> _STATED EXERCISE_:
Without the pictures, return all of the material exactly as written.

> _ITEMS_:
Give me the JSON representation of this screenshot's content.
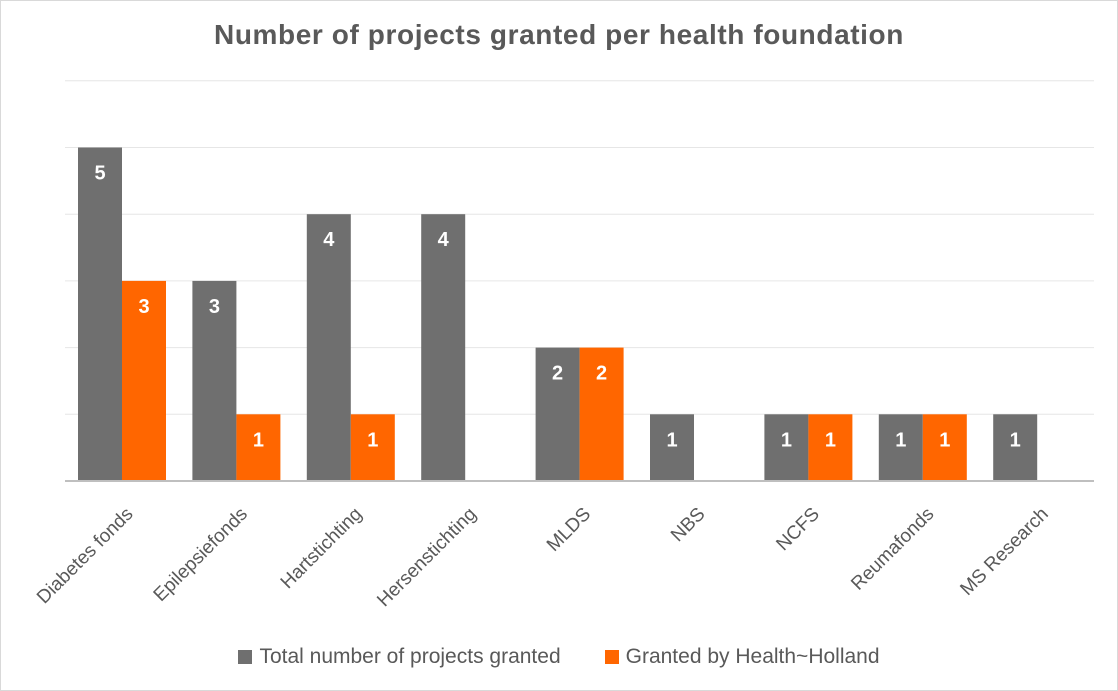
{
  "chart_data": {
    "type": "bar",
    "title": "Number of projects granted per health foundation",
    "categories": [
      "Diabetes fonds",
      "Epilepsiefonds",
      "Hartstichting",
      "Hersenstichting",
      "MLDS",
      "NBS",
      "NCFS",
      "Reumafonds",
      "MS Research"
    ],
    "series": [
      {
        "name": "Total number of projects granted",
        "color": "#6f6f6f",
        "values": [
          5,
          3,
          4,
          4,
          2,
          1,
          1,
          1,
          1
        ],
        "labels": [
          "5",
          "3",
          "4",
          "4",
          "2",
          "1",
          "1",
          "1",
          "1"
        ]
      },
      {
        "name": "Granted by Health~Holland",
        "color": "#ff6600",
        "values": [
          3,
          1,
          1,
          null,
          2,
          null,
          1,
          1,
          null
        ],
        "labels": [
          "3",
          "1",
          "1",
          "",
          "2",
          "",
          "1",
          "1",
          ""
        ]
      }
    ],
    "ylim": [
      0,
      6
    ],
    "gridlines": true,
    "legend_position": "bottom",
    "xlabel": "",
    "ylabel": ""
  }
}
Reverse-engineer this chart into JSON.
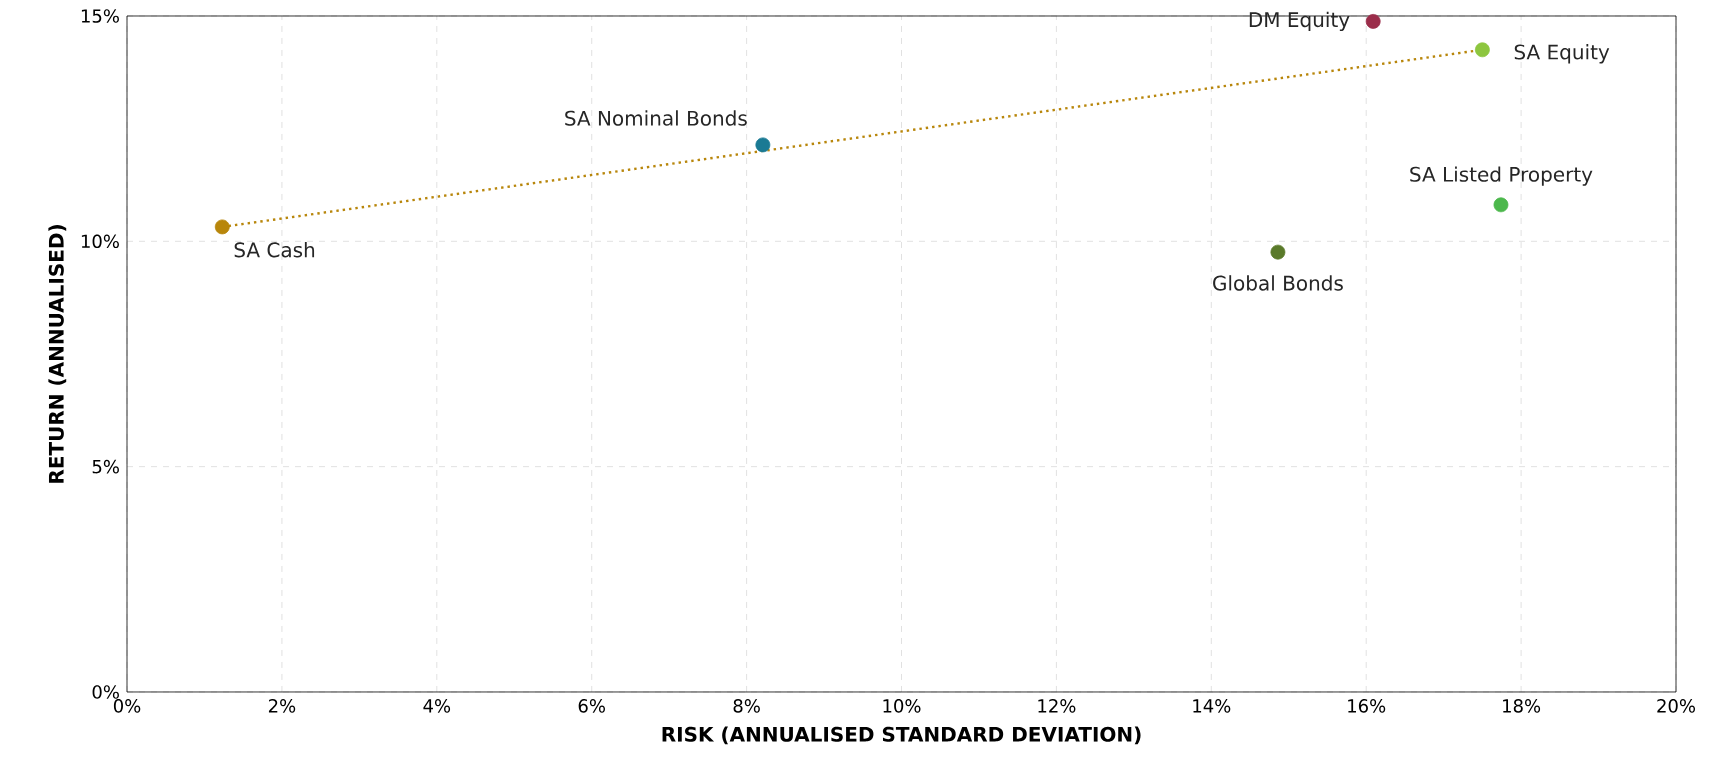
{
  "chart_data": {
    "type": "scatter",
    "xlabel": "RISK (ANNUALISED STANDARD DEVIATION)",
    "ylabel": "RETURN (ANNUALISED)",
    "series": [
      {
        "name": "SA Cash",
        "color": "#b8860b",
        "x": [
          1.23
        ],
        "values": [
          10.32
        ],
        "marker": "circle"
      },
      {
        "name": "SA Nominal Bonds",
        "color": "#1a7a94",
        "x": [
          8.21
        ],
        "values": [
          12.14
        ],
        "marker": "circle"
      },
      {
        "name": "DM Equity",
        "color": "#9b2d4a",
        "x": [
          16.09
        ],
        "values": [
          14.88
        ],
        "marker": "circle"
      },
      {
        "name": "SA Equity",
        "color": "#8dc63f",
        "x": [
          17.5
        ],
        "values": [
          14.25
        ],
        "marker": "circle"
      },
      {
        "name": "SA Listed Property",
        "color": "#4cb84c",
        "x": [
          17.74
        ],
        "values": [
          10.81
        ],
        "marker": "circle"
      },
      {
        "name": "Global Bonds",
        "color": "#5a7a2a",
        "x": [
          14.86
        ],
        "values": [
          9.76
        ],
        "marker": "circle"
      },
      {
        "type": "line",
        "color": "#b8860b",
        "x": [
          1.23,
          17.5
        ],
        "values": [
          10.32,
          14.25
        ],
        "line_style": "dotted",
        "marker": "none"
      }
    ],
    "xlim": [
      0,
      20
    ],
    "ylim": [
      0,
      15
    ],
    "xticks": [
      {
        "value": 0,
        "label": "0%"
      },
      {
        "value": 2,
        "label": "2%"
      },
      {
        "value": 4,
        "label": "4%"
      },
      {
        "value": 6,
        "label": "6%"
      },
      {
        "value": 8,
        "label": "8%"
      },
      {
        "value": 10,
        "label": "10%"
      },
      {
        "value": 12,
        "label": "12%"
      },
      {
        "value": 14,
        "label": "14%"
      },
      {
        "value": 16,
        "label": "16%"
      },
      {
        "value": 18,
        "label": "18%"
      },
      {
        "value": 20,
        "label": "20%"
      }
    ],
    "yticks": [
      {
        "value": 0,
        "label": "0%"
      },
      {
        "value": 5,
        "label": "5%"
      },
      {
        "value": 10,
        "label": "10%"
      },
      {
        "value": 15,
        "label": "15%"
      }
    ],
    "grid": true,
    "legend": false
  }
}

> _FINISHED ANSWER_:
Give me the JSON representation of this screenshot's content.
{
  "chart_data": {
    "type": "bar",
    "title": "Number of projects granted per health foundation",
    "categories": [
      "Diabetes fonds",
      "Epilepsiefonds",
      "Hartstichting",
      "Hersenstichting",
      "MLDS",
      "NBS",
      "NCFS",
      "Reumafonds",
      "MS Research"
    ],
    "series": [
      {
        "name": "Total number of projects granted",
        "color": "#6f6f6f",
        "values": [
          5,
          3,
          4,
          4,
          2,
          1,
          1,
          1,
          1
        ],
        "labels": [
          "5",
          "3",
          "4",
          "4",
          "2",
          "1",
          "1",
          "1",
          "1"
        ]
      },
      {
        "name": "Granted by Health~Holland",
        "color": "#ff6600",
        "values": [
          3,
          1,
          1,
          null,
          2,
          null,
          1,
          1,
          null
        ],
        "labels": [
          "3",
          "1",
          "1",
          "",
          "2",
          "",
          "1",
          "1",
          ""
        ]
      }
    ],
    "ylim": [
      0,
      6
    ],
    "gridlines": true,
    "legend_position": "bottom",
    "xlabel": "",
    "ylabel": ""
  }
}
Reverse-engineer this chart into JSON.
{
  "chart_data": {
    "type": "scatter",
    "xlabel": "RISK (ANNUALISED STANDARD DEVIATION)",
    "ylabel": "RETURN (ANNUALISED)",
    "series": [
      {
        "name": "SA Cash",
        "color": "#b8860b",
        "x": [
          1.23
        ],
        "values": [
          10.32
        ],
        "marker": "circle"
      },
      {
        "name": "SA Nominal Bonds",
        "color": "#1a7a94",
        "x": [
          8.21
        ],
        "values": [
          12.14
        ],
        "marker": "circle"
      },
      {
        "name": "DM Equity",
        "color": "#9b2d4a",
        "x": [
          16.09
        ],
        "values": [
          14.88
        ],
        "marker": "circle"
      },
      {
        "name": "SA Equity",
        "color": "#8dc63f",
        "x": [
          17.5
        ],
        "values": [
          14.25
        ],
        "marker": "circle"
      },
      {
        "name": "SA Listed Property",
        "color": "#4cb84c",
        "x": [
          17.74
        ],
        "values": [
          10.81
        ],
        "marker": "circle"
      },
      {
        "name": "Global Bonds",
        "color": "#5a7a2a",
        "x": [
          14.86
        ],
        "values": [
          9.76
        ],
        "marker": "circle"
      },
      {
        "type": "line",
        "color": "#b8860b",
        "x": [
          1.23,
          17.5
        ],
        "values": [
          10.32,
          14.25
        ],
        "line_style": "dotted",
        "marker": "none"
      }
    ],
    "xlim": [
      0,
      20
    ],
    "ylim": [
      0,
      15
    ],
    "xticks": [
      {
        "value": 0,
        "label": "0%"
      },
      {
        "value": 2,
        "label": "2%"
      },
      {
        "value": 4,
        "label": "4%"
      },
      {
        "value": 6,
        "label": "6%"
      },
      {
        "value": 8,
        "label": "8%"
      },
      {
        "value": 10,
        "label": "10%"
      },
      {
        "value": 12,
        "label": "12%"
      },
      {
        "value": 14,
        "label": "14%"
      },
      {
        "value": 16,
        "label": "16%"
      },
      {
        "value": 18,
        "label": "18%"
      },
      {
        "value": 20,
        "label": "20%"
      }
    ],
    "yticks": [
      {
        "value": 0,
        "label": "0%"
      },
      {
        "value": 5,
        "label": "5%"
      },
      {
        "value": 10,
        "label": "10%"
      },
      {
        "value": 15,
        "label": "15%"
      }
    ],
    "grid": true,
    "legend": false
  }
}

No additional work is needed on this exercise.